DATA:
————
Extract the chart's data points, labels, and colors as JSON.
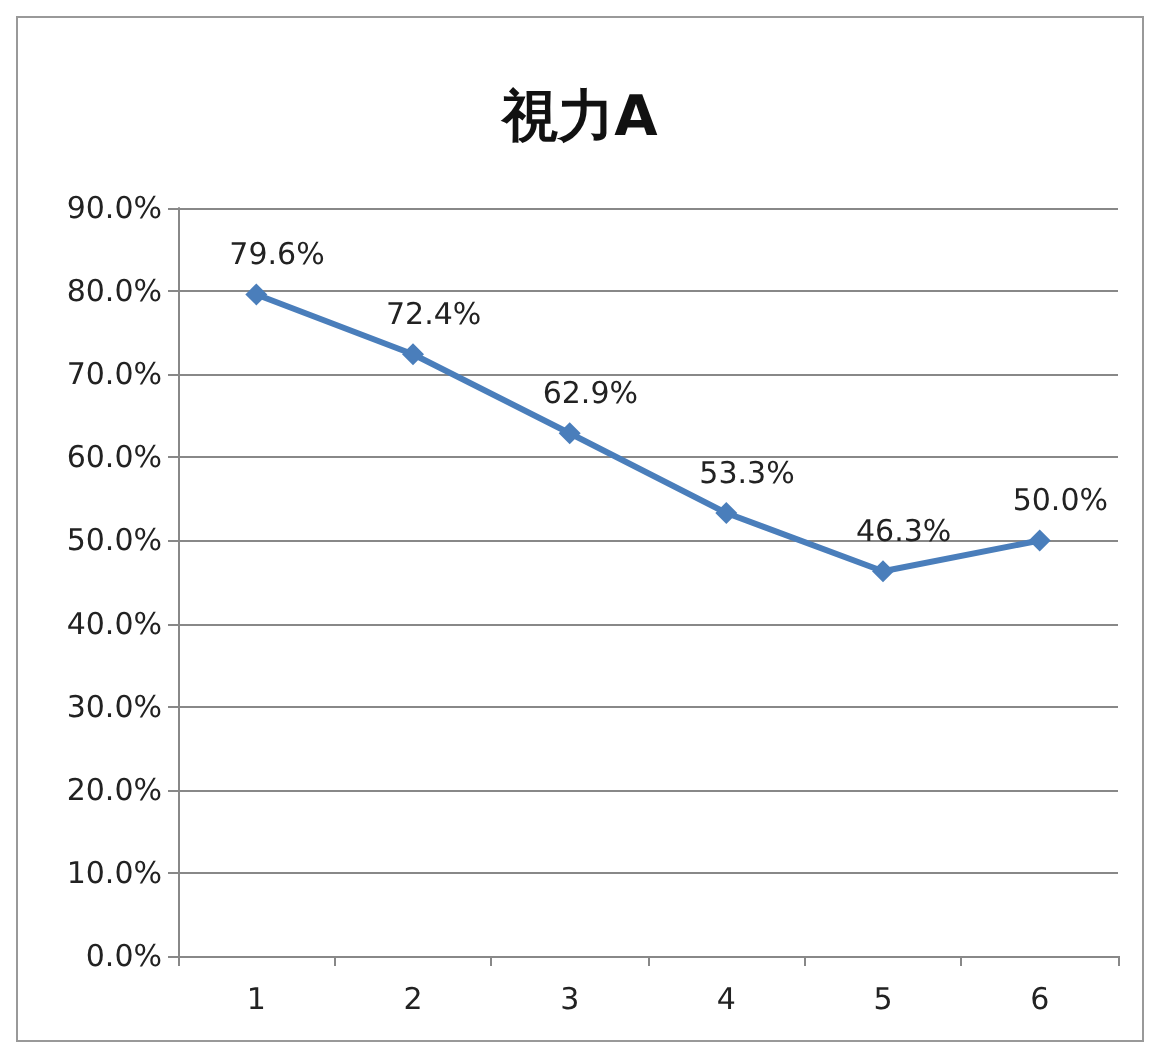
{
  "chart_data": {
    "type": "line",
    "title": "視力A",
    "categories": [
      "1",
      "2",
      "3",
      "4",
      "5",
      "6"
    ],
    "series": [
      {
        "color": "#4a7ebb",
        "values": [
          79.6,
          72.4,
          62.9,
          53.3,
          46.3,
          50.0
        ],
        "value_labels": [
          "79.6%",
          "72.4%",
          "62.9%",
          "53.3%",
          "46.3%",
          "50.0%"
        ]
      }
    ],
    "ylim": [
      0,
      90
    ],
    "yticks": [
      {
        "value": 0,
        "label": "0.0%"
      },
      {
        "value": 10,
        "label": "10.0%"
      },
      {
        "value": 20,
        "label": "20.0%"
      },
      {
        "value": 30,
        "label": "30.0%"
      },
      {
        "value": 40,
        "label": "40.0%"
      },
      {
        "value": 50,
        "label": "50.0%"
      },
      {
        "value": 60,
        "label": "60.0%"
      },
      {
        "value": 70,
        "label": "70.0%"
      },
      {
        "value": 80,
        "label": "80.0%"
      },
      {
        "value": 90,
        "label": "90.0%"
      }
    ],
    "grid": "y",
    "marker": "diamond",
    "line_style": "solid"
  }
}
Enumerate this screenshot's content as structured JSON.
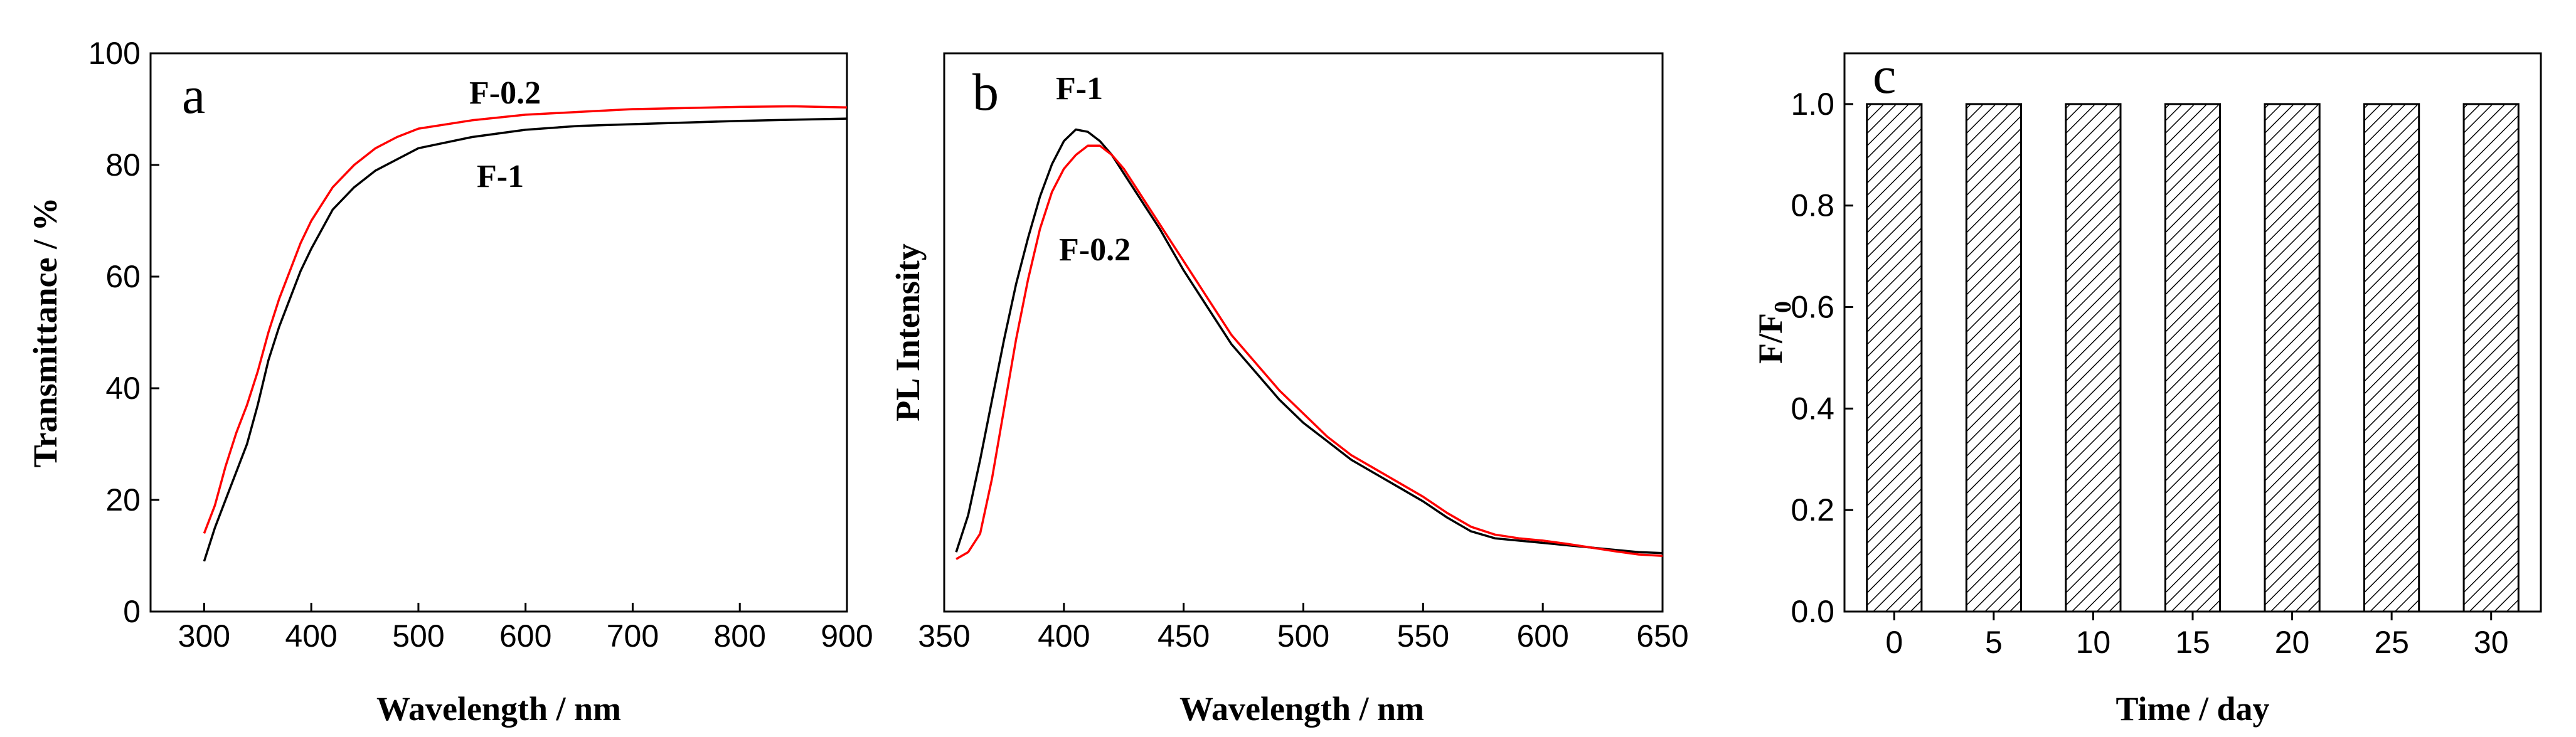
{
  "chart_data": [
    {
      "panel": "a",
      "type": "line",
      "title": "",
      "xlabel": "Wavelength / nm",
      "ylabel": "Transmittance / %",
      "xlim": [
        250,
        900
      ],
      "ylim": [
        0,
        100
      ],
      "xticks": [
        300,
        400,
        500,
        600,
        700,
        800,
        900
      ],
      "yticks": [
        0,
        20,
        40,
        60,
        80,
        100
      ],
      "series": [
        {
          "name": "F-0.2",
          "color": "#ff0000",
          "x": [
            300,
            310,
            320,
            330,
            340,
            350,
            360,
            370,
            380,
            390,
            400,
            420,
            440,
            460,
            480,
            500,
            550,
            600,
            650,
            700,
            750,
            800,
            850,
            900
          ],
          "y": [
            14,
            19,
            26,
            32,
            37,
            43,
            50,
            56,
            61,
            66,
            70,
            76,
            80,
            83,
            85,
            86.5,
            88,
            89,
            89.5,
            90,
            90.2,
            90.4,
            90.5,
            90.3
          ]
        },
        {
          "name": "F-1",
          "color": "#000000",
          "x": [
            300,
            310,
            320,
            330,
            340,
            350,
            360,
            370,
            380,
            390,
            400,
            420,
            440,
            460,
            480,
            500,
            550,
            600,
            650,
            700,
            750,
            800,
            850,
            900
          ],
          "y": [
            9,
            15,
            20,
            25,
            30,
            37,
            45,
            51,
            56,
            61,
            65,
            72,
            76,
            79,
            81,
            83,
            85,
            86.3,
            87,
            87.3,
            87.6,
            87.9,
            88.1,
            88.3
          ]
        }
      ],
      "annotations": [
        "F-0.2",
        "F-1"
      ]
    },
    {
      "panel": "b",
      "type": "line",
      "title": "",
      "xlabel": "Wavelength / nm",
      "ylabel": "PL Intensity",
      "xlim": [
        350,
        650
      ],
      "ylim": [
        0,
        1.1
      ],
      "xticks": [
        350,
        400,
        450,
        500,
        550,
        600,
        650
      ],
      "yticks": [],
      "series": [
        {
          "name": "F-1",
          "color": "#000000",
          "x": [
            355,
            360,
            365,
            370,
            375,
            380,
            385,
            390,
            395,
            400,
            405,
            410,
            415,
            420,
            425,
            430,
            440,
            450,
            460,
            470,
            480,
            490,
            500,
            510,
            520,
            530,
            540,
            550,
            560,
            570,
            580,
            590,
            600,
            610,
            620,
            630,
            640,
            650
          ],
          "y": [
            0.02,
            0.1,
            0.22,
            0.35,
            0.48,
            0.6,
            0.7,
            0.79,
            0.86,
            0.91,
            0.935,
            0.93,
            0.91,
            0.88,
            0.84,
            0.8,
            0.72,
            0.63,
            0.55,
            0.47,
            0.41,
            0.35,
            0.3,
            0.26,
            0.22,
            0.19,
            0.16,
            0.13,
            0.095,
            0.065,
            0.05,
            0.045,
            0.04,
            0.035,
            0.03,
            0.025,
            0.02,
            0.018
          ]
        },
        {
          "name": "F-0.2",
          "color": "#ff0000",
          "x": [
            355,
            360,
            365,
            370,
            375,
            380,
            385,
            390,
            395,
            400,
            405,
            410,
            415,
            420,
            425,
            430,
            440,
            450,
            460,
            470,
            480,
            490,
            500,
            510,
            520,
            530,
            540,
            550,
            560,
            570,
            580,
            590,
            600,
            610,
            620,
            630,
            640,
            650
          ],
          "y": [
            0.005,
            0.02,
            0.06,
            0.18,
            0.33,
            0.48,
            0.61,
            0.72,
            0.8,
            0.85,
            0.88,
            0.9,
            0.9,
            0.88,
            0.85,
            0.81,
            0.73,
            0.65,
            0.57,
            0.49,
            0.43,
            0.37,
            0.32,
            0.27,
            0.23,
            0.2,
            0.17,
            0.14,
            0.105,
            0.075,
            0.058,
            0.05,
            0.045,
            0.038,
            0.03,
            0.022,
            0.015,
            0.012
          ]
        }
      ],
      "annotations": [
        "F-1",
        "F-0.2"
      ]
    },
    {
      "panel": "c",
      "type": "bar",
      "title": "",
      "xlabel": "Time / day",
      "ylabel": "F/F",
      "ylabel_subscript": "0",
      "ylim": [
        0,
        1.1
      ],
      "yticks": [
        "0.0",
        "0.2",
        "0.4",
        "0.6",
        "0.8",
        "1.0"
      ],
      "categories": [
        "0",
        "5",
        "10",
        "15",
        "20",
        "25",
        "30"
      ],
      "values": [
        1.0,
        1.0,
        1.0,
        1.0,
        1.0,
        1.0,
        1.0
      ],
      "bar_fill": "diagonal-hatch"
    }
  ]
}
————
WORK INSTRUCTIONS: The records above are to be restated exactly, without their pictures.

FULL SOLUTION:
Extract the chart's data points, labels, and colors as JSON.
{
  "chart_data": {
    "type": "line",
    "title": "視力A",
    "categories": [
      "1",
      "2",
      "3",
      "4",
      "5",
      "6"
    ],
    "series": [
      {
        "color": "#4a7ebb",
        "values": [
          79.6,
          72.4,
          62.9,
          53.3,
          46.3,
          50.0
        ],
        "value_labels": [
          "79.6%",
          "72.4%",
          "62.9%",
          "53.3%",
          "46.3%",
          "50.0%"
        ]
      }
    ],
    "ylim": [
      0,
      90
    ],
    "yticks": [
      {
        "value": 0,
        "label": "0.0%"
      },
      {
        "value": 10,
        "label": "10.0%"
      },
      {
        "value": 20,
        "label": "20.0%"
      },
      {
        "value": 30,
        "label": "30.0%"
      },
      {
        "value": 40,
        "label": "40.0%"
      },
      {
        "value": 50,
        "label": "50.0%"
      },
      {
        "value": 60,
        "label": "60.0%"
      },
      {
        "value": 70,
        "label": "70.0%"
      },
      {
        "value": 80,
        "label": "80.0%"
      },
      {
        "value": 90,
        "label": "90.0%"
      }
    ],
    "grid": "y",
    "marker": "diamond",
    "line_style": "solid"
  }
}
Enumerate this screenshot's content as structured JSON.
{
  "chart_data": [
    {
      "panel": "a",
      "type": "line",
      "title": "",
      "xlabel": "Wavelength / nm",
      "ylabel": "Transmittance / %",
      "xlim": [
        250,
        900
      ],
      "ylim": [
        0,
        100
      ],
      "xticks": [
        300,
        400,
        500,
        600,
        700,
        800,
        900
      ],
      "yticks": [
        0,
        20,
        40,
        60,
        80,
        100
      ],
      "series": [
        {
          "name": "F-0.2",
          "color": "#ff0000",
          "x": [
            300,
            310,
            320,
            330,
            340,
            350,
            360,
            370,
            380,
            390,
            400,
            420,
            440,
            460,
            480,
            500,
            550,
            600,
            650,
            700,
            750,
            800,
            850,
            900
          ],
          "y": [
            14,
            19,
            26,
            32,
            37,
            43,
            50,
            56,
            61,
            66,
            70,
            76,
            80,
            83,
            85,
            86.5,
            88,
            89,
            89.5,
            90,
            90.2,
            90.4,
            90.5,
            90.3
          ]
        },
        {
          "name": "F-1",
          "color": "#000000",
          "x": [
            300,
            310,
            320,
            330,
            340,
            350,
            360,
            370,
            380,
            390,
            400,
            420,
            440,
            460,
            480,
            500,
            550,
            600,
            650,
            700,
            750,
            800,
            850,
            900
          ],
          "y": [
            9,
            15,
            20,
            25,
            30,
            37,
            45,
            51,
            56,
            61,
            65,
            72,
            76,
            79,
            81,
            83,
            85,
            86.3,
            87,
            87.3,
            87.6,
            87.9,
            88.1,
            88.3
          ]
        }
      ],
      "annotations": [
        "F-0.2",
        "F-1"
      ]
    },
    {
      "panel": "b",
      "type": "line",
      "title": "",
      "xlabel": "Wavelength / nm",
      "ylabel": "PL Intensity",
      "xlim": [
        350,
        650
      ],
      "ylim": [
        0,
        1.1
      ],
      "xticks": [
        350,
        400,
        450,
        500,
        550,
        600,
        650
      ],
      "yticks": [],
      "series": [
        {
          "name": "F-1",
          "color": "#000000",
          "x": [
            355,
            360,
            365,
            370,
            375,
            380,
            385,
            390,
            395,
            400,
            405,
            410,
            415,
            420,
            425,
            430,
            440,
            450,
            460,
            470,
            480,
            490,
            500,
            510,
            520,
            530,
            540,
            550,
            560,
            570,
            580,
            590,
            600,
            610,
            620,
            630,
            640,
            650
          ],
          "y": [
            0.02,
            0.1,
            0.22,
            0.35,
            0.48,
            0.6,
            0.7,
            0.79,
            0.86,
            0.91,
            0.935,
            0.93,
            0.91,
            0.88,
            0.84,
            0.8,
            0.72,
            0.63,
            0.55,
            0.47,
            0.41,
            0.35,
            0.3,
            0.26,
            0.22,
            0.19,
            0.16,
            0.13,
            0.095,
            0.065,
            0.05,
            0.045,
            0.04,
            0.035,
            0.03,
            0.025,
            0.02,
            0.018
          ]
        },
        {
          "name": "F-0.2",
          "color": "#ff0000",
          "x": [
            355,
            360,
            365,
            370,
            375,
            380,
            385,
            390,
            395,
            400,
            405,
            410,
            415,
            420,
            425,
            430,
            440,
            450,
            460,
            470,
            480,
            490,
            500,
            510,
            520,
            530,
            540,
            550,
            560,
            570,
            580,
            590,
            600,
            610,
            620,
            630,
            640,
            650
          ],
          "y": [
            0.005,
            0.02,
            0.06,
            0.18,
            0.33,
            0.48,
            0.61,
            0.72,
            0.8,
            0.85,
            0.88,
            0.9,
            0.9,
            0.88,
            0.85,
            0.81,
            0.73,
            0.65,
            0.57,
            0.49,
            0.43,
            0.37,
            0.32,
            0.27,
            0.23,
            0.2,
            0.17,
            0.14,
            0.105,
            0.075,
            0.058,
            0.05,
            0.045,
            0.038,
            0.03,
            0.022,
            0.015,
            0.012
          ]
        }
      ],
      "annotations": [
        "F-1",
        "F-0.2"
      ]
    },
    {
      "panel": "c",
      "type": "bar",
      "title": "",
      "xlabel": "Time / day",
      "ylabel": "F/F",
      "ylabel_subscript": "0",
      "ylim": [
        0,
        1.1
      ],
      "yticks": [
        "0.0",
        "0.2",
        "0.4",
        "0.6",
        "0.8",
        "1.0"
      ],
      "categories": [
        "0",
        "5",
        "10",
        "15",
        "20",
        "25",
        "30"
      ],
      "values": [
        1.0,
        1.0,
        1.0,
        1.0,
        1.0,
        1.0,
        1.0
      ],
      "bar_fill": "diagonal-hatch"
    }
  ]
}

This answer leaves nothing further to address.